DATA SUPPLIED

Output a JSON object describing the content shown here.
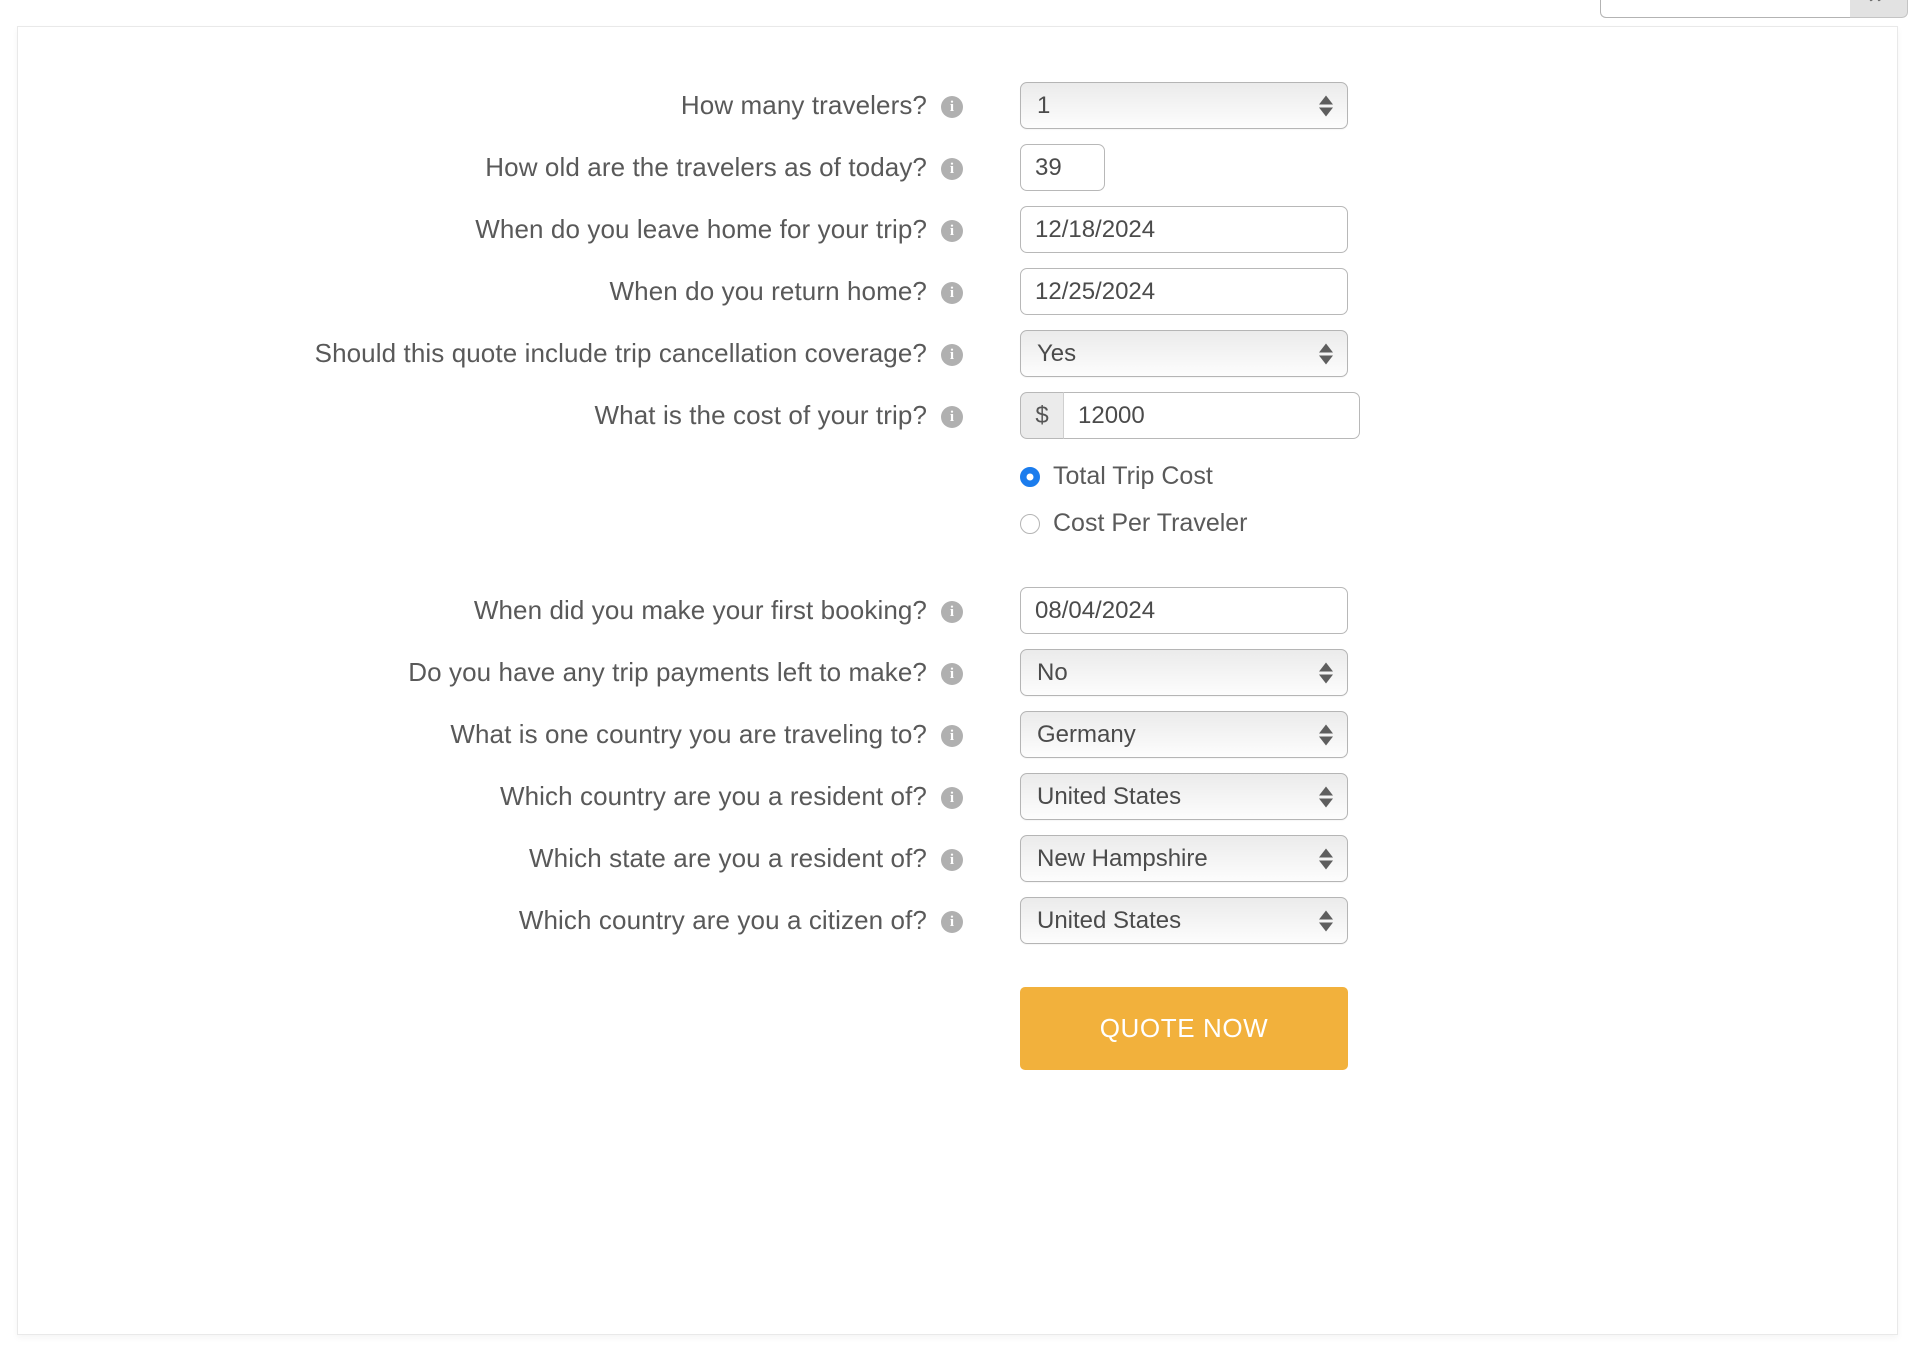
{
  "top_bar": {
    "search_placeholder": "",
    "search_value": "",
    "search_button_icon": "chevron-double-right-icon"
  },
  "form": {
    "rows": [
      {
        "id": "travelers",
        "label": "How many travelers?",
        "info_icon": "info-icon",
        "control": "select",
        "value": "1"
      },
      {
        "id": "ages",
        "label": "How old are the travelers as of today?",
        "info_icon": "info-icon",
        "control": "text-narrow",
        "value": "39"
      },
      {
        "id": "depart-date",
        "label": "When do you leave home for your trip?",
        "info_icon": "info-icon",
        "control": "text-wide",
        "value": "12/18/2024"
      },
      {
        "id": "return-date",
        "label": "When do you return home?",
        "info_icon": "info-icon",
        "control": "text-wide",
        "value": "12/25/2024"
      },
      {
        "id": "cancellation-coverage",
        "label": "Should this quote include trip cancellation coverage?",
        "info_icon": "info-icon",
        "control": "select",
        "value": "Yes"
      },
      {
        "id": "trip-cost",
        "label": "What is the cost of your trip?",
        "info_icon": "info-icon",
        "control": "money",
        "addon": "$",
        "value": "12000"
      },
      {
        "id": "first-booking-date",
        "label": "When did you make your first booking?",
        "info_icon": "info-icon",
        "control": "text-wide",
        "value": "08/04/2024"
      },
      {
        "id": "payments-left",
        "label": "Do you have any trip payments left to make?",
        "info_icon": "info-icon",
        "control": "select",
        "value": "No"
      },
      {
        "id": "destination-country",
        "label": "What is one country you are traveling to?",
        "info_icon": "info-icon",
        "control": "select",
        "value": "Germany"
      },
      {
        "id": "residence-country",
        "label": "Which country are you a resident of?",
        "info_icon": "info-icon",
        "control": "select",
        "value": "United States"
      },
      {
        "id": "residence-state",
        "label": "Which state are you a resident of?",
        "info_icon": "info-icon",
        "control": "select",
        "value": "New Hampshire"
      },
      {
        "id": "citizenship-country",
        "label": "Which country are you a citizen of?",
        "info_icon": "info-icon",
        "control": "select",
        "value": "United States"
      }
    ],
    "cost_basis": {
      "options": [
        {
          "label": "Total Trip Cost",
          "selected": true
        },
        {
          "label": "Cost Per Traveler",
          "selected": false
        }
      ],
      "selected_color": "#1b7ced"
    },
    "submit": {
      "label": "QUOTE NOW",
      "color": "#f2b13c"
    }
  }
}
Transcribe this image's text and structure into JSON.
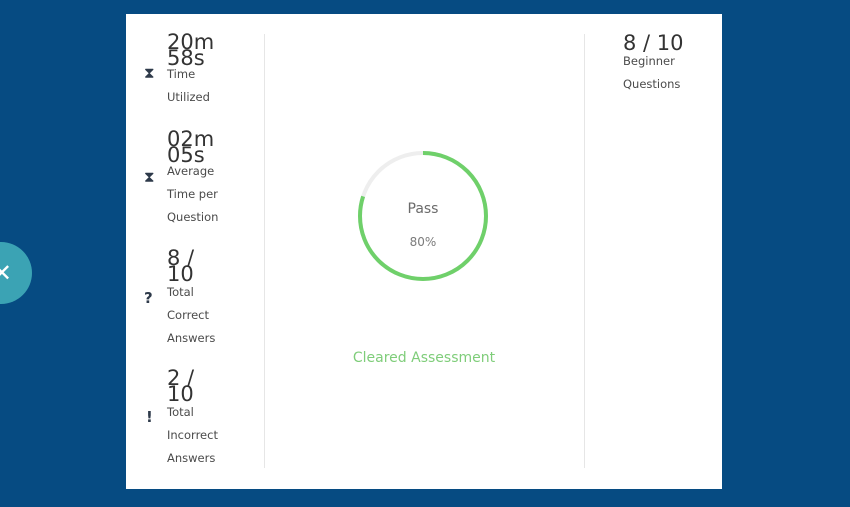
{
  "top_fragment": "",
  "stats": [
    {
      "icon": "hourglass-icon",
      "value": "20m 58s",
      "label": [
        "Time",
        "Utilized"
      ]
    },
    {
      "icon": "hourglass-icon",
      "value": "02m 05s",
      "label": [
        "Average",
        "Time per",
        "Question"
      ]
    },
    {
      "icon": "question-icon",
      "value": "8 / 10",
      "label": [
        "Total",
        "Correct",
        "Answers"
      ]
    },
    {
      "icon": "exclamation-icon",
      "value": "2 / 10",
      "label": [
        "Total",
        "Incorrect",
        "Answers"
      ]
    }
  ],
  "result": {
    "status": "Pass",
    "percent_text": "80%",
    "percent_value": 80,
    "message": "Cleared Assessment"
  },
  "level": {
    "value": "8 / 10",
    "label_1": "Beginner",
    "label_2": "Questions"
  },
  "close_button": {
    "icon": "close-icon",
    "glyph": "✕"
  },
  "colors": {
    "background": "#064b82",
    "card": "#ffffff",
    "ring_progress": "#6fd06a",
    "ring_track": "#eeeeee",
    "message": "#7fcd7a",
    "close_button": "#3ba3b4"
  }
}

EXERCISE
Omit every picture, and otherwise quote the entries exactly.

OUTPUT OF THE TASK
Output a JSON object describing the content shown here.
{
  "top_bar": {
    "search_placeholder": "",
    "search_value": "",
    "search_button_icon": "chevron-double-right-icon"
  },
  "form": {
    "rows": [
      {
        "id": "travelers",
        "label": "How many travelers?",
        "info_icon": "info-icon",
        "control": "select",
        "value": "1"
      },
      {
        "id": "ages",
        "label": "How old are the travelers as of today?",
        "info_icon": "info-icon",
        "control": "text-narrow",
        "value": "39"
      },
      {
        "id": "depart-date",
        "label": "When do you leave home for your trip?",
        "info_icon": "info-icon",
        "control": "text-wide",
        "value": "12/18/2024"
      },
      {
        "id": "return-date",
        "label": "When do you return home?",
        "info_icon": "info-icon",
        "control": "text-wide",
        "value": "12/25/2024"
      },
      {
        "id": "cancellation-coverage",
        "label": "Should this quote include trip cancellation coverage?",
        "info_icon": "info-icon",
        "control": "select",
        "value": "Yes"
      },
      {
        "id": "trip-cost",
        "label": "What is the cost of your trip?",
        "info_icon": "info-icon",
        "control": "money",
        "addon": "$",
        "value": "12000"
      },
      {
        "id": "first-booking-date",
        "label": "When did you make your first booking?",
        "info_icon": "info-icon",
        "control": "text-wide",
        "value": "08/04/2024"
      },
      {
        "id": "payments-left",
        "label": "Do you have any trip payments left to make?",
        "info_icon": "info-icon",
        "control": "select",
        "value": "No"
      },
      {
        "id": "destination-country",
        "label": "What is one country you are traveling to?",
        "info_icon": "info-icon",
        "control": "select",
        "value": "Germany"
      },
      {
        "id": "residence-country",
        "label": "Which country are you a resident of?",
        "info_icon": "info-icon",
        "control": "select",
        "value": "United States"
      },
      {
        "id": "residence-state",
        "label": "Which state are you a resident of?",
        "info_icon": "info-icon",
        "control": "select",
        "value": "New Hampshire"
      },
      {
        "id": "citizenship-country",
        "label": "Which country are you a citizen of?",
        "info_icon": "info-icon",
        "control": "select",
        "value": "United States"
      }
    ],
    "cost_basis": {
      "options": [
        {
          "label": "Total Trip Cost",
          "selected": true
        },
        {
          "label": "Cost Per Traveler",
          "selected": false
        }
      ],
      "selected_color": "#1b7ced"
    },
    "submit": {
      "label": "QUOTE NOW",
      "color": "#f2b13c"
    }
  }
}
Transcribe this image's text and structure into JSON.
{
  "top_fragment": "",
  "stats": [
    {
      "icon": "hourglass-icon",
      "value": "20m 58s",
      "label": [
        "Time",
        "Utilized"
      ]
    },
    {
      "icon": "hourglass-icon",
      "value": "02m 05s",
      "label": [
        "Average",
        "Time per",
        "Question"
      ]
    },
    {
      "icon": "question-icon",
      "value": "8 / 10",
      "label": [
        "Total",
        "Correct",
        "Answers"
      ]
    },
    {
      "icon": "exclamation-icon",
      "value": "2 / 10",
      "label": [
        "Total",
        "Incorrect",
        "Answers"
      ]
    }
  ],
  "result": {
    "status": "Pass",
    "percent_text": "80%",
    "percent_value": 80,
    "message": "Cleared Assessment"
  },
  "level": {
    "value": "8 / 10",
    "label_1": "Beginner",
    "label_2": "Questions"
  },
  "close_button": {
    "icon": "close-icon",
    "glyph": "✕"
  },
  "colors": {
    "background": "#064b82",
    "card": "#ffffff",
    "ring_progress": "#6fd06a",
    "ring_track": "#eeeeee",
    "message": "#7fcd7a",
    "close_button": "#3ba3b4"
  }
}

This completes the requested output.